Write out the entire listing below exactly, with the pictures left out.

>>>>>

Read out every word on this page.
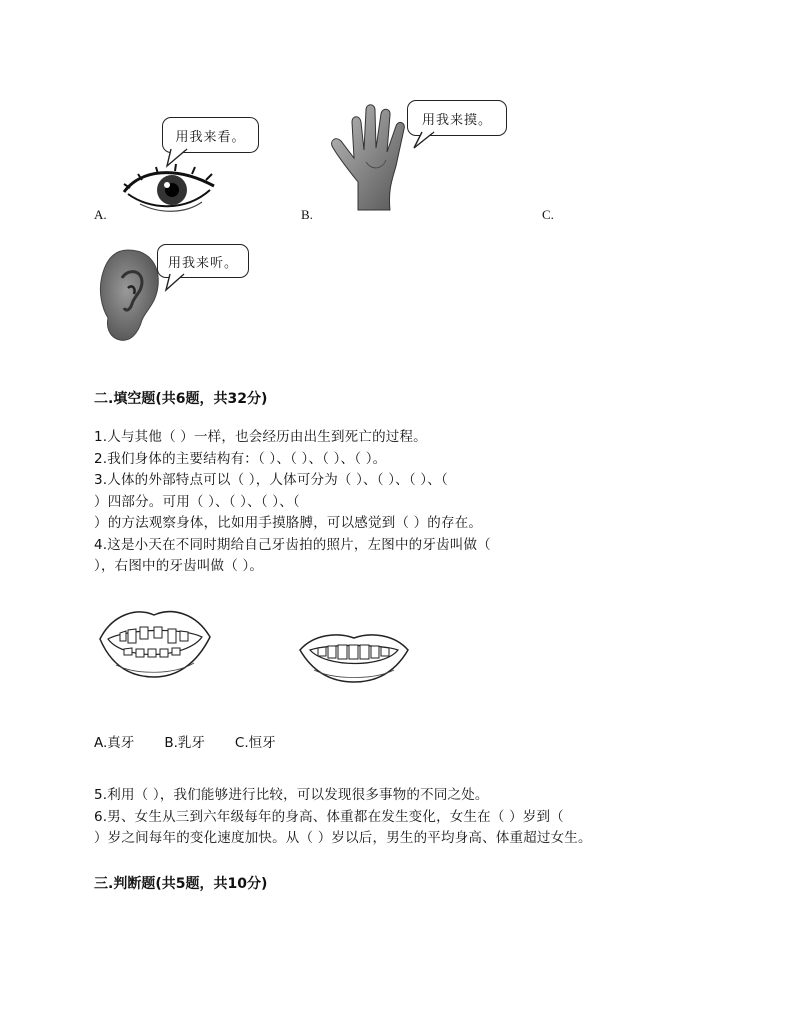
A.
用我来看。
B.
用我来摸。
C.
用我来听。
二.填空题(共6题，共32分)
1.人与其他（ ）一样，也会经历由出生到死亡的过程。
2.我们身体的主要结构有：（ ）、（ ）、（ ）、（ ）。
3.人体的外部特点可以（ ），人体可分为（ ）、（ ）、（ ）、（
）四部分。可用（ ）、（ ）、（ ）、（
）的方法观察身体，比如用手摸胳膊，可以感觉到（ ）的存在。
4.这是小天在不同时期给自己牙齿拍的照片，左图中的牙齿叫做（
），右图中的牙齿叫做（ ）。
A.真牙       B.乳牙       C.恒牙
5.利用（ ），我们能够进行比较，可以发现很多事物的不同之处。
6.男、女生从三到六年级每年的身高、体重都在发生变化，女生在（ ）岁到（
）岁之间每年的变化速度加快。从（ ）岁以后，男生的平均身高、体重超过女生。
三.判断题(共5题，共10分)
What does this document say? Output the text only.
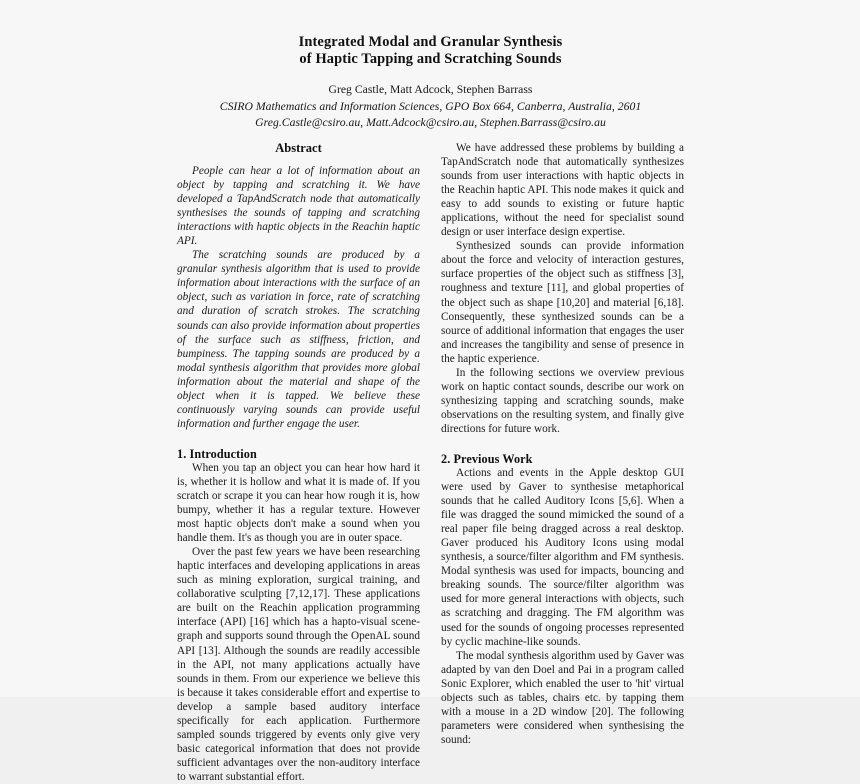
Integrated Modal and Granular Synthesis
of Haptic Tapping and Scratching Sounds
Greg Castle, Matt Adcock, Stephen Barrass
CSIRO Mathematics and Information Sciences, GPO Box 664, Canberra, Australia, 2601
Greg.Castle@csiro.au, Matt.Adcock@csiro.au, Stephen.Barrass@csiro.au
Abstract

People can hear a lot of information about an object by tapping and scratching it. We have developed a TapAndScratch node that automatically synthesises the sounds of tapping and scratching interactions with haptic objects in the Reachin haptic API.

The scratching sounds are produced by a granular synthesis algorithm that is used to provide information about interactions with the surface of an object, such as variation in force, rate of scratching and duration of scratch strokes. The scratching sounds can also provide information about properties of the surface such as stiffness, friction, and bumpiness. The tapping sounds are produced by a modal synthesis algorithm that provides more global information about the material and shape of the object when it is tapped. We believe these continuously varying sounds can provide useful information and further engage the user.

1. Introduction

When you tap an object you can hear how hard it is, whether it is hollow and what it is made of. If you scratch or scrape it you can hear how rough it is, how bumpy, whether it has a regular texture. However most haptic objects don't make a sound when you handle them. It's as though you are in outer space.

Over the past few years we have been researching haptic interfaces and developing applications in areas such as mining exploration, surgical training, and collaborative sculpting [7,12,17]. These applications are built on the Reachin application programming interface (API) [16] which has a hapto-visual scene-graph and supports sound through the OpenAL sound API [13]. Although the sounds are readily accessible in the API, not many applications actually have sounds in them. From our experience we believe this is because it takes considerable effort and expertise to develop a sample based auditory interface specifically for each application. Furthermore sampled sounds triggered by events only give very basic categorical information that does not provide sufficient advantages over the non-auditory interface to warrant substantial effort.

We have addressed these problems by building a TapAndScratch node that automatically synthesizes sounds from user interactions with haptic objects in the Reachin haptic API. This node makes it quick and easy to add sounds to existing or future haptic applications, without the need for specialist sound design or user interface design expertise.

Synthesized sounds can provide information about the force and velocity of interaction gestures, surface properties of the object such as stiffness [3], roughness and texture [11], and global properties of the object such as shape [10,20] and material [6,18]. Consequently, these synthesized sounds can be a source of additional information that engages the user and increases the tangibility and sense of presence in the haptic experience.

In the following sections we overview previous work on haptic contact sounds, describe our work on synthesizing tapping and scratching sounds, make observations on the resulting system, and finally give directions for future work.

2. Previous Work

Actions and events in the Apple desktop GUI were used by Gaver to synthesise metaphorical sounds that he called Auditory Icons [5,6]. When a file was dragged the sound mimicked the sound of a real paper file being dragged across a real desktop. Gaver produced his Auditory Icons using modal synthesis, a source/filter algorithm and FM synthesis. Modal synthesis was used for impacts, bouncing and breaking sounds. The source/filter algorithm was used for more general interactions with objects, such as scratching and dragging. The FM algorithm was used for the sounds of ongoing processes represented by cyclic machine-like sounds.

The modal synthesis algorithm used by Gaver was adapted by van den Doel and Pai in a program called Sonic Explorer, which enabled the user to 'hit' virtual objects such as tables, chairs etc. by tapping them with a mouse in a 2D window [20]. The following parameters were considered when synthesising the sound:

<<<<<

> Answer to the exercise:
Read out every word on this page.
A.
用我来看。
B.
用我来摸。
C.
用我来听。
二.填空题(共6题，共32分)
1.人与其他（ ）一样，也会经历由出生到死亡的过程。
2.我们身体的主要结构有：（ ）、（ ）、（ ）、（ ）。
3.人体的外部特点可以（ ），人体可分为（ ）、（ ）、（ ）、（
）四部分。可用（ ）、（ ）、（ ）、（
）的方法观察身体，比如用手摸胳膊，可以感觉到（ ）的存在。
4.这是小天在不同时期给自己牙齿拍的照片，左图中的牙齿叫做（
），右图中的牙齿叫做（ ）。
A.真牙       B.乳牙       C.恒牙
5.利用（ ），我们能够进行比较，可以发现很多事物的不同之处。
6.男、女生从三到六年级每年的身高、体重都在发生变化，女生在（ ）岁到（
）岁之间每年的变化速度加快。从（ ）岁以后，男生的平均身高、体重超过女生。
三.判断题(共5题，共10分)
What does this document say? Output the text only.
Integrated Modal and Granular Synthesis
of Haptic Tapping and Scratching Sounds
Greg Castle, Matt Adcock, Stephen Barrass
CSIRO Mathematics and Information Sciences, GPO Box 664, Canberra, Australia, 2601
Greg.Castle@csiro.au, Matt.Adcock@csiro.au, Stephen.Barrass@csiro.au
Abstract

People can hear a lot of information about an object by tapping and scratching it. We have developed a TapAndScratch node that automatically synthesises the sounds of tapping and scratching interactions with haptic objects in the Reachin haptic API.

The scratching sounds are produced by a granular synthesis algorithm that is used to provide information about interactions with the surface of an object, such as variation in force, rate of scratching and duration of scratch strokes. The scratching sounds can also provide information about properties of the surface such as stiffness, friction, and bumpiness. The tapping sounds are produced by a modal synthesis algorithm that provides more global information about the material and shape of the object when it is tapped. We believe these continuously varying sounds can provide useful information and further engage the user.

1. Introduction

When you tap an object you can hear how hard it is, whether it is hollow and what it is made of. If you scratch or scrape it you can hear how rough it is, how bumpy, whether it has a regular texture. However most haptic objects don't make a sound when you handle them. It's as though you are in outer space.

Over the past few years we have been researching haptic interfaces and developing applications in areas such as mining exploration, surgical training, and collaborative sculpting [7,12,17]. These applications are built on the Reachin application programming interface (API) [16] which has a hapto-visual scene-graph and supports sound through the OpenAL sound API [13]. Although the sounds are readily accessible in the API, not many applications actually have sounds in them. From our experience we believe this is because it takes considerable effort and expertise to develop a sample based auditory interface specifically for each application. Furthermore sampled sounds triggered by events only give very basic categorical information that does not provide sufficient advantages over the non-auditory interface to warrant substantial effort.

We have addressed these problems by building a TapAndScratch node that automatically synthesizes sounds from user interactions with haptic objects in the Reachin haptic API. This node makes it quick and easy to add sounds to existing or future haptic applications, without the need for specialist sound design or user interface design expertise.

Synthesized sounds can provide information about the force and velocity of interaction gestures, surface properties of the object such as stiffness [3], roughness and texture [11], and global properties of the object such as shape [10,20] and material [6,18]. Consequently, these synthesized sounds can be a source of additional information that engages the user and increases the tangibility and sense of presence in the haptic experience.

In the following sections we overview previous work on haptic contact sounds, describe our work on synthesizing tapping and scratching sounds, make observations on the resulting system, and finally give directions for future work.

2. Previous Work

Actions and events in the Apple desktop GUI were used by Gaver to synthesise metaphorical sounds that he called Auditory Icons [5,6]. When a file was dragged the sound mimicked the sound of a real paper file being dragged across a real desktop. Gaver produced his Auditory Icons using modal synthesis, a source/filter algorithm and FM synthesis. Modal synthesis was used for impacts, bouncing and breaking sounds. The source/filter algorithm was used for more general interactions with objects, such as scratching and dragging. The FM algorithm was used for the sounds of ongoing processes represented by cyclic machine-like sounds.

The modal synthesis algorithm used by Gaver was adapted by van den Doel and Pai in a program called Sonic Explorer, which enabled the user to 'hit' virtual objects such as tables, chairs etc. by tapping them with a mouse in a 2D window [20]. The following parameters were considered when synthesising the sound:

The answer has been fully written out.